▶ Description of the task
Scan the entries below for the word "проверке". Copy each line that has it.

--- BEGIN Exercise input ---

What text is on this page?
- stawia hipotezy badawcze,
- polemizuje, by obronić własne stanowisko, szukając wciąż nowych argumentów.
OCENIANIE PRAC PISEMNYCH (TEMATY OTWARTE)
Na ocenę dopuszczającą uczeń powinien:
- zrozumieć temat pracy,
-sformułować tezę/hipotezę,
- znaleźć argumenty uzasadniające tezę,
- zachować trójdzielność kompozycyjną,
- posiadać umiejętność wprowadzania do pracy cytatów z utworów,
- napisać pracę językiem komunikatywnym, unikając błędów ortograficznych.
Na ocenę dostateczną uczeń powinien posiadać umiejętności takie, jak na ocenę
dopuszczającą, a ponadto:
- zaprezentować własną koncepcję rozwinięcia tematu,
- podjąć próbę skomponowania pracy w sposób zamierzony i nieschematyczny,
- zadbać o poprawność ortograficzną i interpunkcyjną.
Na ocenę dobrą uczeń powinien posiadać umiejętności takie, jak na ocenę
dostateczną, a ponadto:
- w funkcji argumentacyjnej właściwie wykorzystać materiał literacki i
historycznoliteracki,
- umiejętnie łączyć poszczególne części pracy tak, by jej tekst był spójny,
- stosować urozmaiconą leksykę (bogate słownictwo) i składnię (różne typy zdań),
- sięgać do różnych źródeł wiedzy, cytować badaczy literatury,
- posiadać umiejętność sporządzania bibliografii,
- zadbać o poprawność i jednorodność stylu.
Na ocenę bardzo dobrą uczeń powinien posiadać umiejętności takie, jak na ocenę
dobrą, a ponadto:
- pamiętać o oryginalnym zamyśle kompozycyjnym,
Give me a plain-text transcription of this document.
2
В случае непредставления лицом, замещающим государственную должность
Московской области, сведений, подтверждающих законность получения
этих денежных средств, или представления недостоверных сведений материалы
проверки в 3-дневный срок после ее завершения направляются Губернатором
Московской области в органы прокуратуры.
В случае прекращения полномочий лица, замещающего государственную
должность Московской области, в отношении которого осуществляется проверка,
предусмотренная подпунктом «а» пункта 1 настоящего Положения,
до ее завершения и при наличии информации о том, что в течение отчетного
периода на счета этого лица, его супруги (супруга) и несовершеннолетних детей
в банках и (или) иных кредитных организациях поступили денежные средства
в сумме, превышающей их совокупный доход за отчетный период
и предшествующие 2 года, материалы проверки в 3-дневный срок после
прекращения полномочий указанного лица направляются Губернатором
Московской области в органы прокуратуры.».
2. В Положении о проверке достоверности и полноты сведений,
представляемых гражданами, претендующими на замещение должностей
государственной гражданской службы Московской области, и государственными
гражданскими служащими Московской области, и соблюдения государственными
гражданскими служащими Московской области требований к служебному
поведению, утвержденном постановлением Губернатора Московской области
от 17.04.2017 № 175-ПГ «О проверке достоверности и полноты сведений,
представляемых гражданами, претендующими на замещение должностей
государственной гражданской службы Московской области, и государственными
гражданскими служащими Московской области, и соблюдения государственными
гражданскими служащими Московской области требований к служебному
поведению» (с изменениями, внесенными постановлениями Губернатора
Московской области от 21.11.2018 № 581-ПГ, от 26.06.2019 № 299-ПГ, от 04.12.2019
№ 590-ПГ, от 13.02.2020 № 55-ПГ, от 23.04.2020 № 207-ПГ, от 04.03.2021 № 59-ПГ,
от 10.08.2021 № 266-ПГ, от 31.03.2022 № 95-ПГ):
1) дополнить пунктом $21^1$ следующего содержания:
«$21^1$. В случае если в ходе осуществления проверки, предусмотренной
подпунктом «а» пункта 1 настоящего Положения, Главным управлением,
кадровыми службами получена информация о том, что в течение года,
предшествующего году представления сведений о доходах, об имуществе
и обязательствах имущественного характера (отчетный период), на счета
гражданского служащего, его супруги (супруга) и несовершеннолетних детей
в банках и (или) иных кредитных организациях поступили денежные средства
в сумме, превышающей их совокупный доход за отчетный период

--- END Exercise input ---

▶ Reply
2. В Положении о проверке достоверности и полноты сведений,
от 17.04.2017 № 175-ПГ «О проверке достоверности и полноты сведений,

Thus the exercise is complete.